-- Start of ENTRIES PROVIDED --

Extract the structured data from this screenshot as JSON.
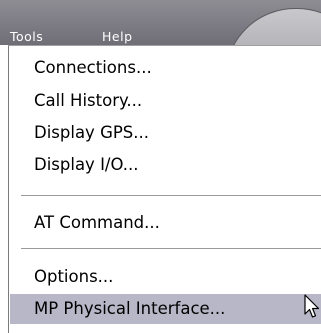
{
  "menubar": {
    "items": [
      {
        "label": "Tools"
      },
      {
        "label": "Help"
      }
    ]
  },
  "dropdown": {
    "items": [
      {
        "label": "Connections..."
      },
      {
        "label": "Call History..."
      },
      {
        "label": "Display GPS..."
      },
      {
        "label": "Display I/O..."
      },
      {
        "label": "AT Command..."
      },
      {
        "label": "Options..."
      },
      {
        "label": "MP Physical Interface..."
      }
    ],
    "highlighted_item": "MP Physical Interface..."
  },
  "colors": {
    "menubar": "#7f7e86",
    "highlight": "#b8b7c8"
  },
  "icons": [
    "mouse-pointer-icon"
  ]
}
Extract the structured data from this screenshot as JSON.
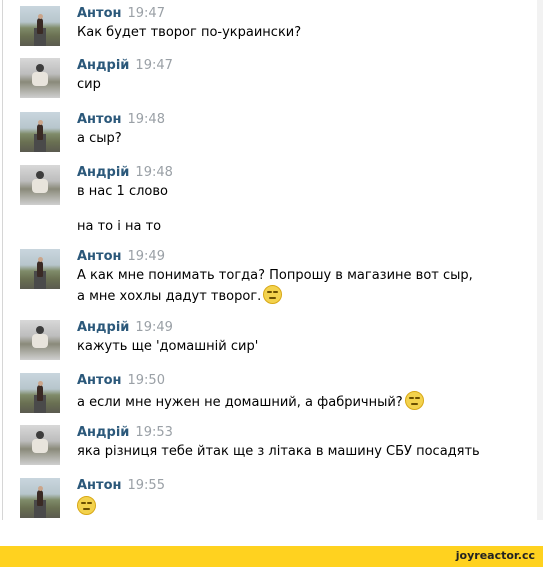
{
  "messages": [
    {
      "author": "Антон",
      "time": "19:47",
      "lines": [
        "Как будет творог по-украински?"
      ]
    },
    {
      "author": "Андрій",
      "time": "19:47",
      "lines": [
        "сир"
      ]
    },
    {
      "author": "Антон",
      "time": "19:48",
      "lines": [
        "а сыр?"
      ]
    },
    {
      "author": "Андрій",
      "time": "19:48",
      "lines": [
        "в нас 1 слово",
        "на то і на то"
      ]
    },
    {
      "author": "Антон",
      "time": "19:49",
      "lines": [
        "А как мне понимать тогда? Попрошу в магазине вот сыр,",
        "а мне хохлы дадут творог."
      ]
    },
    {
      "author": "Андрій",
      "time": "19:49",
      "lines": [
        "кажуть ще 'домашній сир'"
      ]
    },
    {
      "author": "Антон",
      "time": "19:50",
      "lines": [
        "а если мне нужен не домашний, а фабричный?"
      ]
    },
    {
      "author": "Андрій",
      "time": "19:53",
      "lines": [
        "яка різниця тебе йтак ще з літака в машину СБУ посадять"
      ]
    },
    {
      "author": "Антон",
      "time": "19:55",
      "lines": [
        ""
      ]
    }
  ],
  "icons": {
    "emoji": "smiley-icon"
  },
  "colors": {
    "author": "#2b587a",
    "time": "#9aa0a6",
    "footer": "#ffd21f"
  },
  "footer": {
    "text": "joyreactor.cc"
  }
}
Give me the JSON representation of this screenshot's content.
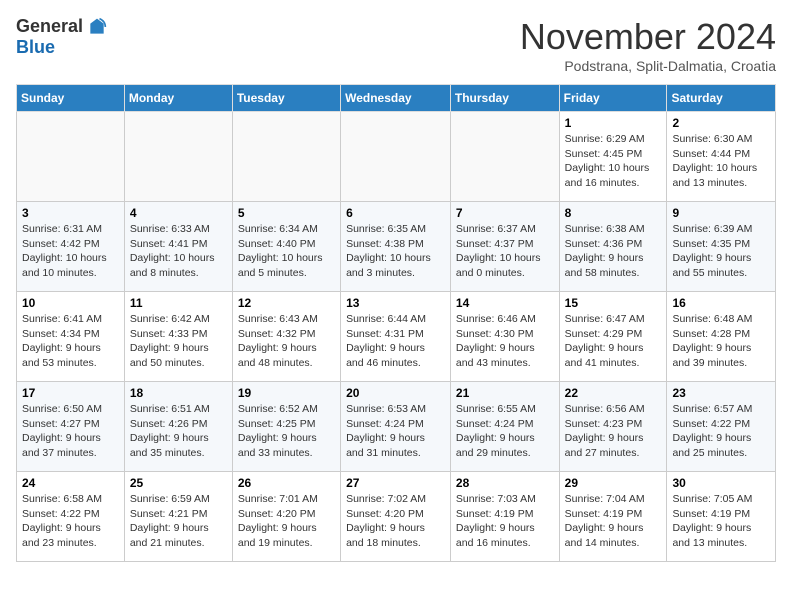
{
  "logo": {
    "general": "General",
    "blue": "Blue"
  },
  "title": "November 2024",
  "subtitle": "Podstrana, Split-Dalmatia, Croatia",
  "headers": [
    "Sunday",
    "Monday",
    "Tuesday",
    "Wednesday",
    "Thursday",
    "Friday",
    "Saturday"
  ],
  "weeks": [
    [
      {
        "day": "",
        "info": ""
      },
      {
        "day": "",
        "info": ""
      },
      {
        "day": "",
        "info": ""
      },
      {
        "day": "",
        "info": ""
      },
      {
        "day": "",
        "info": ""
      },
      {
        "day": "1",
        "info": "Sunrise: 6:29 AM\nSunset: 4:45 PM\nDaylight: 10 hours and 16 minutes."
      },
      {
        "day": "2",
        "info": "Sunrise: 6:30 AM\nSunset: 4:44 PM\nDaylight: 10 hours and 13 minutes."
      }
    ],
    [
      {
        "day": "3",
        "info": "Sunrise: 6:31 AM\nSunset: 4:42 PM\nDaylight: 10 hours and 10 minutes."
      },
      {
        "day": "4",
        "info": "Sunrise: 6:33 AM\nSunset: 4:41 PM\nDaylight: 10 hours and 8 minutes."
      },
      {
        "day": "5",
        "info": "Sunrise: 6:34 AM\nSunset: 4:40 PM\nDaylight: 10 hours and 5 minutes."
      },
      {
        "day": "6",
        "info": "Sunrise: 6:35 AM\nSunset: 4:38 PM\nDaylight: 10 hours and 3 minutes."
      },
      {
        "day": "7",
        "info": "Sunrise: 6:37 AM\nSunset: 4:37 PM\nDaylight: 10 hours and 0 minutes."
      },
      {
        "day": "8",
        "info": "Sunrise: 6:38 AM\nSunset: 4:36 PM\nDaylight: 9 hours and 58 minutes."
      },
      {
        "day": "9",
        "info": "Sunrise: 6:39 AM\nSunset: 4:35 PM\nDaylight: 9 hours and 55 minutes."
      }
    ],
    [
      {
        "day": "10",
        "info": "Sunrise: 6:41 AM\nSunset: 4:34 PM\nDaylight: 9 hours and 53 minutes."
      },
      {
        "day": "11",
        "info": "Sunrise: 6:42 AM\nSunset: 4:33 PM\nDaylight: 9 hours and 50 minutes."
      },
      {
        "day": "12",
        "info": "Sunrise: 6:43 AM\nSunset: 4:32 PM\nDaylight: 9 hours and 48 minutes."
      },
      {
        "day": "13",
        "info": "Sunrise: 6:44 AM\nSunset: 4:31 PM\nDaylight: 9 hours and 46 minutes."
      },
      {
        "day": "14",
        "info": "Sunrise: 6:46 AM\nSunset: 4:30 PM\nDaylight: 9 hours and 43 minutes."
      },
      {
        "day": "15",
        "info": "Sunrise: 6:47 AM\nSunset: 4:29 PM\nDaylight: 9 hours and 41 minutes."
      },
      {
        "day": "16",
        "info": "Sunrise: 6:48 AM\nSunset: 4:28 PM\nDaylight: 9 hours and 39 minutes."
      }
    ],
    [
      {
        "day": "17",
        "info": "Sunrise: 6:50 AM\nSunset: 4:27 PM\nDaylight: 9 hours and 37 minutes."
      },
      {
        "day": "18",
        "info": "Sunrise: 6:51 AM\nSunset: 4:26 PM\nDaylight: 9 hours and 35 minutes."
      },
      {
        "day": "19",
        "info": "Sunrise: 6:52 AM\nSunset: 4:25 PM\nDaylight: 9 hours and 33 minutes."
      },
      {
        "day": "20",
        "info": "Sunrise: 6:53 AM\nSunset: 4:24 PM\nDaylight: 9 hours and 31 minutes."
      },
      {
        "day": "21",
        "info": "Sunrise: 6:55 AM\nSunset: 4:24 PM\nDaylight: 9 hours and 29 minutes."
      },
      {
        "day": "22",
        "info": "Sunrise: 6:56 AM\nSunset: 4:23 PM\nDaylight: 9 hours and 27 minutes."
      },
      {
        "day": "23",
        "info": "Sunrise: 6:57 AM\nSunset: 4:22 PM\nDaylight: 9 hours and 25 minutes."
      }
    ],
    [
      {
        "day": "24",
        "info": "Sunrise: 6:58 AM\nSunset: 4:22 PM\nDaylight: 9 hours and 23 minutes."
      },
      {
        "day": "25",
        "info": "Sunrise: 6:59 AM\nSunset: 4:21 PM\nDaylight: 9 hours and 21 minutes."
      },
      {
        "day": "26",
        "info": "Sunrise: 7:01 AM\nSunset: 4:20 PM\nDaylight: 9 hours and 19 minutes."
      },
      {
        "day": "27",
        "info": "Sunrise: 7:02 AM\nSunset: 4:20 PM\nDaylight: 9 hours and 18 minutes."
      },
      {
        "day": "28",
        "info": "Sunrise: 7:03 AM\nSunset: 4:19 PM\nDaylight: 9 hours and 16 minutes."
      },
      {
        "day": "29",
        "info": "Sunrise: 7:04 AM\nSunset: 4:19 PM\nDaylight: 9 hours and 14 minutes."
      },
      {
        "day": "30",
        "info": "Sunrise: 7:05 AM\nSunset: 4:19 PM\nDaylight: 9 hours and 13 minutes."
      }
    ]
  ]
}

-- End of ENTRIES PROVIDED --

**EXERCISE PROMPT**
Every entry above is to be set down exactly; the pictures are to be left out.

**RESPONSE TO THIS EXERCISE**
Extract the structured data from this screenshot as JSON.
{
  "menubar": {
    "items": [
      {
        "label": "Tools"
      },
      {
        "label": "Help"
      }
    ]
  },
  "dropdown": {
    "items": [
      {
        "label": "Connections..."
      },
      {
        "label": "Call History..."
      },
      {
        "label": "Display GPS..."
      },
      {
        "label": "Display I/O..."
      },
      {
        "label": "AT Command..."
      },
      {
        "label": "Options..."
      },
      {
        "label": "MP Physical Interface..."
      }
    ],
    "highlighted_item": "MP Physical Interface..."
  },
  "colors": {
    "menubar": "#7f7e86",
    "highlight": "#b8b7c8"
  },
  "icons": [
    "mouse-pointer-icon"
  ]
}
Extract the structured data from this screenshot as JSON.
{
  "messages": [
    {
      "author": "Антон",
      "time": "19:47",
      "lines": [
        "Как будет творог по-украински?"
      ]
    },
    {
      "author": "Андрій",
      "time": "19:47",
      "lines": [
        "сир"
      ]
    },
    {
      "author": "Антон",
      "time": "19:48",
      "lines": [
        "а сыр?"
      ]
    },
    {
      "author": "Андрій",
      "time": "19:48",
      "lines": [
        "в нас 1 слово",
        "на то і на то"
      ]
    },
    {
      "author": "Антон",
      "time": "19:49",
      "lines": [
        "А как мне понимать тогда? Попрошу в магазине вот сыр,",
        "а мне хохлы дадут творог."
      ]
    },
    {
      "author": "Андрій",
      "time": "19:49",
      "lines": [
        "кажуть ще 'домашній сир'"
      ]
    },
    {
      "author": "Антон",
      "time": "19:50",
      "lines": [
        "а если мне нужен не домашний, а фабричный?"
      ]
    },
    {
      "author": "Андрій",
      "time": "19:53",
      "lines": [
        "яка різниця тебе йтак ще з літака в машину СБУ посадять"
      ]
    },
    {
      "author": "Антон",
      "time": "19:55",
      "lines": [
        ""
      ]
    }
  ],
  "icons": {
    "emoji": "smiley-icon"
  },
  "colors": {
    "author": "#2b587a",
    "time": "#9aa0a6",
    "footer": "#ffd21f"
  },
  "footer": {
    "text": "joyreactor.cc"
  }
}
Give me the JSON representation of this screenshot's content.
{
  "logo": {
    "general": "General",
    "blue": "Blue"
  },
  "title": "November 2024",
  "subtitle": "Podstrana, Split-Dalmatia, Croatia",
  "headers": [
    "Sunday",
    "Monday",
    "Tuesday",
    "Wednesday",
    "Thursday",
    "Friday",
    "Saturday"
  ],
  "weeks": [
    [
      {
        "day": "",
        "info": ""
      },
      {
        "day": "",
        "info": ""
      },
      {
        "day": "",
        "info": ""
      },
      {
        "day": "",
        "info": ""
      },
      {
        "day": "",
        "info": ""
      },
      {
        "day": "1",
        "info": "Sunrise: 6:29 AM\nSunset: 4:45 PM\nDaylight: 10 hours and 16 minutes."
      },
      {
        "day": "2",
        "info": "Sunrise: 6:30 AM\nSunset: 4:44 PM\nDaylight: 10 hours and 13 minutes."
      }
    ],
    [
      {
        "day": "3",
        "info": "Sunrise: 6:31 AM\nSunset: 4:42 PM\nDaylight: 10 hours and 10 minutes."
      },
      {
        "day": "4",
        "info": "Sunrise: 6:33 AM\nSunset: 4:41 PM\nDaylight: 10 hours and 8 minutes."
      },
      {
        "day": "5",
        "info": "Sunrise: 6:34 AM\nSunset: 4:40 PM\nDaylight: 10 hours and 5 minutes."
      },
      {
        "day": "6",
        "info": "Sunrise: 6:35 AM\nSunset: 4:38 PM\nDaylight: 10 hours and 3 minutes."
      },
      {
        "day": "7",
        "info": "Sunrise: 6:37 AM\nSunset: 4:37 PM\nDaylight: 10 hours and 0 minutes."
      },
      {
        "day": "8",
        "info": "Sunrise: 6:38 AM\nSunset: 4:36 PM\nDaylight: 9 hours and 58 minutes."
      },
      {
        "day": "9",
        "info": "Sunrise: 6:39 AM\nSunset: 4:35 PM\nDaylight: 9 hours and 55 minutes."
      }
    ],
    [
      {
        "day": "10",
        "info": "Sunrise: 6:41 AM\nSunset: 4:34 PM\nDaylight: 9 hours and 53 minutes."
      },
      {
        "day": "11",
        "info": "Sunrise: 6:42 AM\nSunset: 4:33 PM\nDaylight: 9 hours and 50 minutes."
      },
      {
        "day": "12",
        "info": "Sunrise: 6:43 AM\nSunset: 4:32 PM\nDaylight: 9 hours and 48 minutes."
      },
      {
        "day": "13",
        "info": "Sunrise: 6:44 AM\nSunset: 4:31 PM\nDaylight: 9 hours and 46 minutes."
      },
      {
        "day": "14",
        "info": "Sunrise: 6:46 AM\nSunset: 4:30 PM\nDaylight: 9 hours and 43 minutes."
      },
      {
        "day": "15",
        "info": "Sunrise: 6:47 AM\nSunset: 4:29 PM\nDaylight: 9 hours and 41 minutes."
      },
      {
        "day": "16",
        "info": "Sunrise: 6:48 AM\nSunset: 4:28 PM\nDaylight: 9 hours and 39 minutes."
      }
    ],
    [
      {
        "day": "17",
        "info": "Sunrise: 6:50 AM\nSunset: 4:27 PM\nDaylight: 9 hours and 37 minutes."
      },
      {
        "day": "18",
        "info": "Sunrise: 6:51 AM\nSunset: 4:26 PM\nDaylight: 9 hours and 35 minutes."
      },
      {
        "day": "19",
        "info": "Sunrise: 6:52 AM\nSunset: 4:25 PM\nDaylight: 9 hours and 33 minutes."
      },
      {
        "day": "20",
        "info": "Sunrise: 6:53 AM\nSunset: 4:24 PM\nDaylight: 9 hours and 31 minutes."
      },
      {
        "day": "21",
        "info": "Sunrise: 6:55 AM\nSunset: 4:24 PM\nDaylight: 9 hours and 29 minutes."
      },
      {
        "day": "22",
        "info": "Sunrise: 6:56 AM\nSunset: 4:23 PM\nDaylight: 9 hours and 27 minutes."
      },
      {
        "day": "23",
        "info": "Sunrise: 6:57 AM\nSunset: 4:22 PM\nDaylight: 9 hours and 25 minutes."
      }
    ],
    [
      {
        "day": "24",
        "info": "Sunrise: 6:58 AM\nSunset: 4:22 PM\nDaylight: 9 hours and 23 minutes."
      },
      {
        "day": "25",
        "info": "Sunrise: 6:59 AM\nSunset: 4:21 PM\nDaylight: 9 hours and 21 minutes."
      },
      {
        "day": "26",
        "info": "Sunrise: 7:01 AM\nSunset: 4:20 PM\nDaylight: 9 hours and 19 minutes."
      },
      {
        "day": "27",
        "info": "Sunrise: 7:02 AM\nSunset: 4:20 PM\nDaylight: 9 hours and 18 minutes."
      },
      {
        "day": "28",
        "info": "Sunrise: 7:03 AM\nSunset: 4:19 PM\nDaylight: 9 hours and 16 minutes."
      },
      {
        "day": "29",
        "info": "Sunrise: 7:04 AM\nSunset: 4:19 PM\nDaylight: 9 hours and 14 minutes."
      },
      {
        "day": "30",
        "info": "Sunrise: 7:05 AM\nSunset: 4:19 PM\nDaylight: 9 hours and 13 minutes."
      }
    ]
  ]
}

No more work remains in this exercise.